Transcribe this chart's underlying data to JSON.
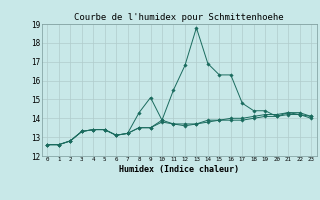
{
  "title": "Courbe de l'humidex pour Schmittenhoehe",
  "xlabel": "Humidex (Indice chaleur)",
  "xlim": [
    -0.5,
    23.5
  ],
  "ylim": [
    12,
    19
  ],
  "xticks": [
    0,
    1,
    2,
    3,
    4,
    5,
    6,
    7,
    8,
    9,
    10,
    11,
    12,
    13,
    14,
    15,
    16,
    17,
    18,
    19,
    20,
    21,
    22,
    23
  ],
  "yticks": [
    12,
    13,
    14,
    15,
    16,
    17,
    18,
    19
  ],
  "bg_color": "#c8e8e8",
  "grid_color": "#b0cccc",
  "line_color": "#1a6b5e",
  "line1": [
    12.6,
    12.6,
    12.8,
    13.3,
    13.4,
    13.4,
    13.1,
    13.2,
    14.3,
    15.1,
    13.9,
    15.5,
    16.8,
    18.8,
    16.9,
    16.3,
    16.3,
    14.8,
    14.4,
    14.4,
    14.1,
    14.3,
    14.2,
    14.1
  ],
  "line2": [
    12.6,
    12.6,
    12.8,
    13.3,
    13.4,
    13.4,
    13.1,
    13.2,
    13.5,
    13.5,
    13.9,
    13.7,
    13.7,
    13.7,
    13.9,
    13.9,
    14.0,
    14.0,
    14.1,
    14.2,
    14.2,
    14.3,
    14.3,
    14.1
  ],
  "line3": [
    12.6,
    12.6,
    12.8,
    13.3,
    13.4,
    13.4,
    13.1,
    13.2,
    13.5,
    13.5,
    13.8,
    13.7,
    13.6,
    13.7,
    13.8,
    13.9,
    13.9,
    13.9,
    14.0,
    14.1,
    14.1,
    14.2,
    14.2,
    14.0
  ],
  "title_fontsize": 6.5,
  "xlabel_fontsize": 6.0,
  "xtick_fontsize": 4.2,
  "ytick_fontsize": 5.5
}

○ ○ ○

_EXERCISE DETAILS_
The entries above are to be returned exactly, without their pictures.

_THE SOLUTION_
Transcribe this chart's underlying data to JSON.
{
  "title": "Courbe de l'humidex pour Schmittenhoehe",
  "xlabel": "Humidex (Indice chaleur)",
  "xlim": [
    -0.5,
    23.5
  ],
  "ylim": [
    12,
    19
  ],
  "xticks": [
    0,
    1,
    2,
    3,
    4,
    5,
    6,
    7,
    8,
    9,
    10,
    11,
    12,
    13,
    14,
    15,
    16,
    17,
    18,
    19,
    20,
    21,
    22,
    23
  ],
  "yticks": [
    12,
    13,
    14,
    15,
    16,
    17,
    18,
    19
  ],
  "bg_color": "#c8e8e8",
  "grid_color": "#b0cccc",
  "line_color": "#1a6b5e",
  "line1": [
    12.6,
    12.6,
    12.8,
    13.3,
    13.4,
    13.4,
    13.1,
    13.2,
    14.3,
    15.1,
    13.9,
    15.5,
    16.8,
    18.8,
    16.9,
    16.3,
    16.3,
    14.8,
    14.4,
    14.4,
    14.1,
    14.3,
    14.2,
    14.1
  ],
  "line2": [
    12.6,
    12.6,
    12.8,
    13.3,
    13.4,
    13.4,
    13.1,
    13.2,
    13.5,
    13.5,
    13.9,
    13.7,
    13.7,
    13.7,
    13.9,
    13.9,
    14.0,
    14.0,
    14.1,
    14.2,
    14.2,
    14.3,
    14.3,
    14.1
  ],
  "line3": [
    12.6,
    12.6,
    12.8,
    13.3,
    13.4,
    13.4,
    13.1,
    13.2,
    13.5,
    13.5,
    13.8,
    13.7,
    13.6,
    13.7,
    13.8,
    13.9,
    13.9,
    13.9,
    14.0,
    14.1,
    14.1,
    14.2,
    14.2,
    14.0
  ],
  "title_fontsize": 6.5,
  "xlabel_fontsize": 6.0,
  "xtick_fontsize": 4.2,
  "ytick_fontsize": 5.5
}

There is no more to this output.